What to pass over the wire?

What to pass over the wire?

Old forum URL: forums.lhotka.net/forums/t/7714.aspx


greengumby posted on Thursday, October 01, 2009

Hi Guys,

After some advice here on Silverlight and the WCF DataPortal.
We all talk about SRP and Modelling objects on behaviour instead of data etc
Im wondering if that changes because of the DataPortal and sending CSLA objects across the wire.

Ill try to explain. :)

Currently I have a use case where a Staff Member can fetch/edit all the details of a student including parents guardians address details etc.


Even though all this happens on one screen I can see that really this use case as being able to be divided.


So for example I have a user story that says I can fetch/edit the details of a Parent and I have a userstory that can fetch/edit the details of a Student.

2 BusinessBase's ParentBusinessBase and StudentBusinessBase.


My question lies at the Silverlight end. I don't want to make 15 calls to the WCF layer Fetching all these BusinessBase's just to provide data to the screen.
I want to make one call to retrieve the StudentBusinessBase data and Lazy Load the rest.


So I will essentially have to create a some sort of BusinessBase class that represents the View and have StudentBusinessBase and ParentBusinessBase as properties of the view.

__Action item A__: Please copy the forum post starting with "Currently I have" and going on through "ParentBusinessBase and StudentBusinessBase.".
__Action item B__:
Answer these questions from the forum post:
(i) On what day and date was it posted?
(ii) How many calls to the WCF layer does the poster want to avoid making?
(iii) What are the names of the two BusinessBase's it mentions?
__Action item C__: Rewrite the paragraph of the forum post that begins "My question lies at the Silverlight end" in fewer words, keeping its main facts.
The records after this point are separate material, unrelated to the forum post.

Document understanding data:
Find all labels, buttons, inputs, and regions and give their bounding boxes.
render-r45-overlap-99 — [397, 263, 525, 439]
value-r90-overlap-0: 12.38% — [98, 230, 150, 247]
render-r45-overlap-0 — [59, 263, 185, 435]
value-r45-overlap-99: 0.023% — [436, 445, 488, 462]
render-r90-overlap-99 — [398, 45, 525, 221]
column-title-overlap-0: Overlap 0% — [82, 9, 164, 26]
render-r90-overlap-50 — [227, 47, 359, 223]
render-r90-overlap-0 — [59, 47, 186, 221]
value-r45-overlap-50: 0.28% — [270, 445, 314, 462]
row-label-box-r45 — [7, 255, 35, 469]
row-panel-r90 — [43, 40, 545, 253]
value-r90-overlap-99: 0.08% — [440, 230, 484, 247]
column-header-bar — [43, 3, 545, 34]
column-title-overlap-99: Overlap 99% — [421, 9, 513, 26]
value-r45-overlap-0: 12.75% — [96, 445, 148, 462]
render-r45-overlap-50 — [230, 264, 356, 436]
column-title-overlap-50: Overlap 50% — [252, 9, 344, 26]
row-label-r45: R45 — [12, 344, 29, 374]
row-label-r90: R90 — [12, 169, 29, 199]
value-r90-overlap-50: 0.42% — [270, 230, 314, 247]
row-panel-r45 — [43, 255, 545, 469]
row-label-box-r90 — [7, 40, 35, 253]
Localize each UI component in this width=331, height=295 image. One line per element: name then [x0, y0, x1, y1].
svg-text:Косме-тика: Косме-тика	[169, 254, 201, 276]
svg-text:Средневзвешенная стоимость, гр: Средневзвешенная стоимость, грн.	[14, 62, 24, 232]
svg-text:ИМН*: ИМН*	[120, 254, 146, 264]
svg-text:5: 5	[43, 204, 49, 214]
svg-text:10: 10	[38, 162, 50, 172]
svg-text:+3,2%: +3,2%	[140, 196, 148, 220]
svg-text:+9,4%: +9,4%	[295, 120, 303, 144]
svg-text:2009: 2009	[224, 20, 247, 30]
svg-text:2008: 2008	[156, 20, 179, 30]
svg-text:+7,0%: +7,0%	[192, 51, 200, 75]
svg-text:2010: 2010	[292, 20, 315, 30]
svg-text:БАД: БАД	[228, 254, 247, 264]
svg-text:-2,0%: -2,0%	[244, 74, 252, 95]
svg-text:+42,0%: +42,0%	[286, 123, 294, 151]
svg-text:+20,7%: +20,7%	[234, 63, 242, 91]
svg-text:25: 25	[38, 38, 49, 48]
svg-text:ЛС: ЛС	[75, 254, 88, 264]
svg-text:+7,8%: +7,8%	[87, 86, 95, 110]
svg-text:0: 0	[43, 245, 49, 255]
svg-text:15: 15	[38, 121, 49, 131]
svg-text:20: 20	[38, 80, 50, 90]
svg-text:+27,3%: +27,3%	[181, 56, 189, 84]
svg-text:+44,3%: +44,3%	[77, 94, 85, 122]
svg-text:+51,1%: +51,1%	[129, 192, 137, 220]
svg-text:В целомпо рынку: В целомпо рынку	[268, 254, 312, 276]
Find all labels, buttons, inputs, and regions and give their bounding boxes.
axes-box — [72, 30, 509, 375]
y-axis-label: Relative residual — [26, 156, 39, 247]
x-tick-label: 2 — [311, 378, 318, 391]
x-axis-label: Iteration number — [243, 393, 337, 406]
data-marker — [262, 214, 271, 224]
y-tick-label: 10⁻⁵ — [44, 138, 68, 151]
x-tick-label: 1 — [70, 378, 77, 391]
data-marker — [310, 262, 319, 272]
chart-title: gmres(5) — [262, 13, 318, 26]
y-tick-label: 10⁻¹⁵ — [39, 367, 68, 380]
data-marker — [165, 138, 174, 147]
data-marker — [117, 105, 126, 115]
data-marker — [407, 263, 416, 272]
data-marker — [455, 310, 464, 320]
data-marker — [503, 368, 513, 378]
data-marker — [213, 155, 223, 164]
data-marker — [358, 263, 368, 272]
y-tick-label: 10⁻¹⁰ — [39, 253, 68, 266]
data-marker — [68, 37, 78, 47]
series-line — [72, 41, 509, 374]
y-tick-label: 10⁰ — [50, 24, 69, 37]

__Exercise output A__:
Currently I have a use case where a Staff Member can fetch/edit all the details of a student including parents guardians address details etc.


Even though all this happens on one screen I can see that really this use case as being able to be divided.


So for example I have a user story that says I can fetch/edit the details of a Parent and I have a userstory that can fetch/edit the details of a Student.

2 BusinessBase's ParentBusinessBase and StudentBusinessBase.

__Exercise output B__:
(i) Thursday, October 01, 2009
(ii) 15
(iii) ParentBusinessBase and StudentBusinessBase

__Exercise output C__: The question concerns the Silverlight end. Rather than making 15 calls to the WCF layer to fetch every BusinessBase for the screen, the poster wants a single call that retrieves the StudentBusinessBase data, with the rest lazy loaded.